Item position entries
★ ★ ★ ★ ★

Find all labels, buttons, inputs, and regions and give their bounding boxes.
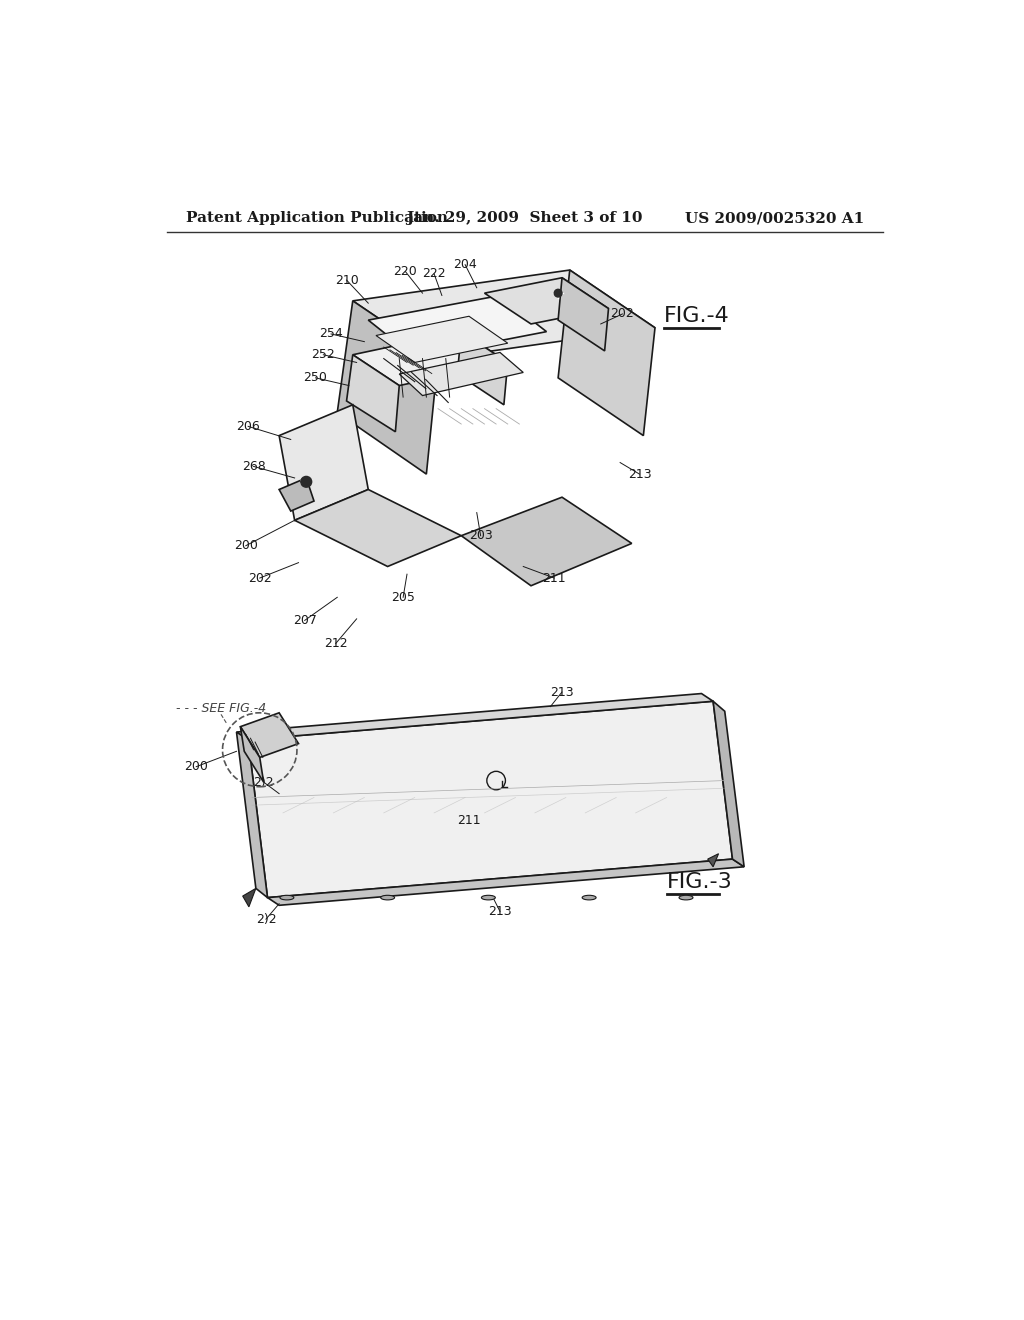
Text: 207: 207	[293, 614, 316, 627]
Text: 210: 210	[335, 273, 358, 286]
Circle shape	[554, 289, 562, 297]
Text: 2)2: 2)2	[256, 912, 276, 925]
Polygon shape	[295, 490, 461, 566]
Text: 202: 202	[248, 572, 271, 585]
Ellipse shape	[583, 895, 596, 900]
Polygon shape	[458, 331, 508, 405]
Text: 212: 212	[324, 638, 347, 649]
Polygon shape	[558, 277, 608, 351]
Ellipse shape	[679, 895, 693, 900]
Polygon shape	[346, 355, 399, 432]
Ellipse shape	[381, 895, 394, 900]
Polygon shape	[280, 478, 314, 511]
Text: 2)2: 2)2	[253, 776, 274, 788]
Text: FIG.-4: FIG.-4	[665, 306, 730, 326]
Text: 211: 211	[457, 814, 481, 828]
Text: 250: 250	[303, 371, 328, 384]
Polygon shape	[237, 733, 267, 898]
Polygon shape	[376, 317, 508, 363]
Ellipse shape	[481, 895, 496, 900]
Polygon shape	[369, 296, 547, 358]
Polygon shape	[241, 726, 263, 781]
Text: 200: 200	[233, 539, 258, 552]
Text: Patent Application Publication: Patent Application Publication	[186, 211, 449, 226]
Polygon shape	[248, 701, 732, 898]
Text: 254: 254	[319, 327, 343, 341]
Polygon shape	[558, 271, 655, 436]
Polygon shape	[237, 693, 713, 739]
Text: 222: 222	[422, 268, 445, 280]
Polygon shape	[484, 277, 608, 323]
Polygon shape	[708, 854, 719, 867]
Polygon shape	[267, 859, 744, 906]
Text: 200: 200	[184, 760, 208, 774]
Text: 203: 203	[469, 529, 493, 543]
Text: 202: 202	[610, 308, 634, 321]
Text: 204: 204	[454, 259, 477, 271]
Polygon shape	[461, 498, 632, 586]
Polygon shape	[713, 701, 744, 867]
Text: - - - SEE FIG.-4: - - - SEE FIG.-4	[176, 702, 266, 715]
Text: 211: 211	[543, 572, 566, 585]
Polygon shape	[352, 331, 508, 385]
Polygon shape	[352, 271, 655, 359]
Text: 220: 220	[393, 265, 418, 279]
Text: 213: 213	[488, 906, 512, 917]
Polygon shape	[243, 888, 256, 907]
Text: FIG.-3: FIG.-3	[667, 873, 732, 892]
Text: 268: 268	[242, 459, 265, 473]
Text: Jan. 29, 2009  Sheet 3 of 10: Jan. 29, 2009 Sheet 3 of 10	[407, 211, 643, 226]
Circle shape	[301, 477, 311, 487]
Text: 206: 206	[237, 420, 260, 433]
Polygon shape	[399, 352, 523, 396]
Ellipse shape	[280, 895, 294, 900]
Polygon shape	[280, 405, 369, 520]
Text: 213: 213	[550, 685, 573, 698]
Polygon shape	[337, 301, 438, 474]
Text: 213: 213	[628, 467, 651, 480]
Text: US 2009/0025320 A1: US 2009/0025320 A1	[685, 211, 864, 226]
Text: 252: 252	[311, 348, 335, 362]
Text: 205: 205	[391, 591, 415, 603]
Polygon shape	[241, 713, 299, 758]
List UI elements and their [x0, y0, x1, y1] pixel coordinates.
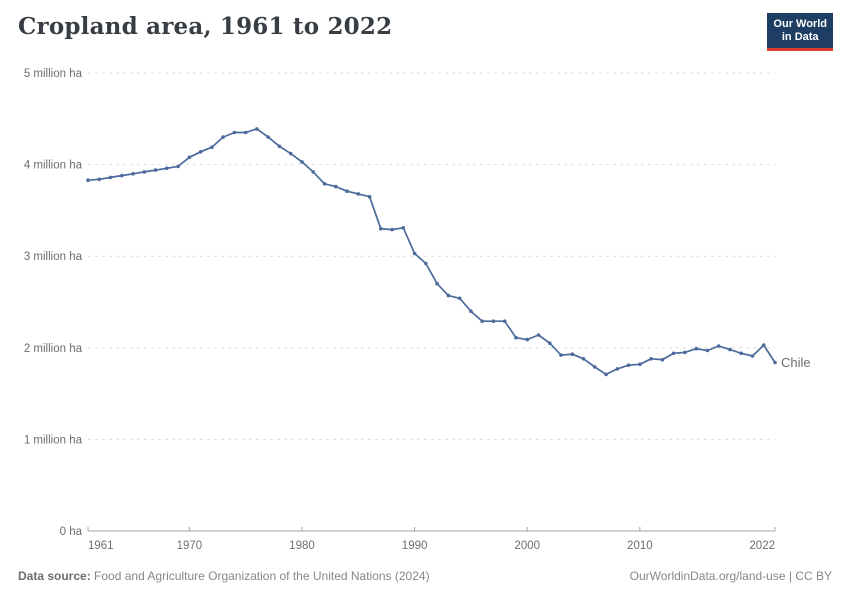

★ ★ ★ ★ ★

**Set task**
Format all of the lines above as a numbered list, omitting blank lines and leaving out the pictures.

**Exercise output**
1. Find all labels, buttons, inputs, and regions and give their bounding boxes.
2. Text: 207: 207	[293, 614, 316, 627]
3. Text: 210: 210	[335, 273, 358, 286]
4. Circle shape	[554, 289, 562, 297]
5. Text: 2)2: 2)2	[256, 912, 276, 925]
6. Polygon shape	[295, 490, 461, 566]
7. Text: 202: 202	[248, 572, 271, 585]
8. Ellipse shape	[583, 895, 596, 900]
9. Polygon shape	[458, 331, 508, 405]
10. Text: 212: 212	[324, 638, 347, 649]
11. Polygon shape	[558, 277, 608, 351]
12. Ellipse shape	[679, 895, 693, 900]
13. Polygon shape	[346, 355, 399, 432]
14. Ellipse shape	[381, 895, 394, 900]
15. Polygon shape	[280, 478, 314, 511]
16. Text: 2)2: 2)2	[253, 776, 274, 788]
17. Text: FIG.-4: FIG.-4	[665, 306, 730, 326]
18. Text: 211: 211	[457, 814, 481, 828]
19. Text: 250: 250	[303, 371, 328, 384]
20. Polygon shape	[237, 733, 267, 898]
21. Polygon shape	[376, 317, 508, 363]
22. Ellipse shape	[481, 895, 496, 900]
23. Polygon shape	[369, 296, 547, 358]
24. Polygon shape	[241, 726, 263, 781]
25. Text: 200: 200	[233, 539, 258, 552]
26. Text: Patent Application Publication: Patent Application Publication	[186, 211, 449, 226]
27. Polygon shape	[248, 701, 732, 898]
28. Text: 254: 254	[319, 327, 343, 341]
29. Polygon shape	[558, 271, 655, 436]
30. Polygon shape	[237, 693, 713, 739]
31. Text: 222: 222	[422, 268, 445, 280]
32. Polygon shape	[484, 277, 608, 323]
33. Polygon shape	[708, 854, 719, 867]
34. Polygon shape	[267, 859, 744, 906]
35. Text: 200: 200	[184, 760, 208, 774]
36. Text: 203: 203	[469, 529, 493, 543]
37. Text: 202: 202	[610, 308, 634, 321]
38. Text: 204: 204	[454, 259, 477, 271]
39. Polygon shape	[461, 498, 632, 586]
40. Polygon shape	[713, 701, 744, 867]
41. Text: - - - SEE FIG.-4: - - - SEE FIG.-4	[176, 702, 266, 715]
42. Text: 211: 211	[543, 572, 566, 585]
43. Polygon shape	[352, 331, 508, 385]
44. Polygon shape	[352, 271, 655, 359]
45. Text: 220: 220	[393, 265, 418, 279]
46. Text: 213: 213	[488, 906, 512, 917]
47. Polygon shape	[243, 888, 256, 907]
48. Text: FIG.-3: FIG.-3	[667, 873, 732, 892]
49. Text: 268: 268	[242, 459, 265, 473]
50. Text: Jan. 29, 2009  Sheet 3 of 10: Jan. 29, 2009 Sheet 3 of 10	[407, 211, 643, 226]
51. Circle shape	[301, 477, 311, 487]
52. Text: 206: 206	[237, 420, 260, 433]
53. Polygon shape	[399, 352, 523, 396]
54. Ellipse shape	[280, 895, 294, 900]
55. Polygon shape	[280, 405, 369, 520]
56. Text: 213: 213	[550, 685, 573, 698]
57. Polygon shape	[337, 301, 438, 474]
58. Text: 213: 213	[628, 467, 651, 480]
59. Text: US 2009/0025320 A1: US 2009/0025320 A1	[685, 211, 864, 226]
60. Text: 252: 252	[311, 348, 335, 362]
61. Text: 205: 205	[391, 591, 415, 603]
62. Polygon shape	[241, 713, 299, 758]
63. List UI elements and their [x0, y0, x1, y1] pixel coordinates.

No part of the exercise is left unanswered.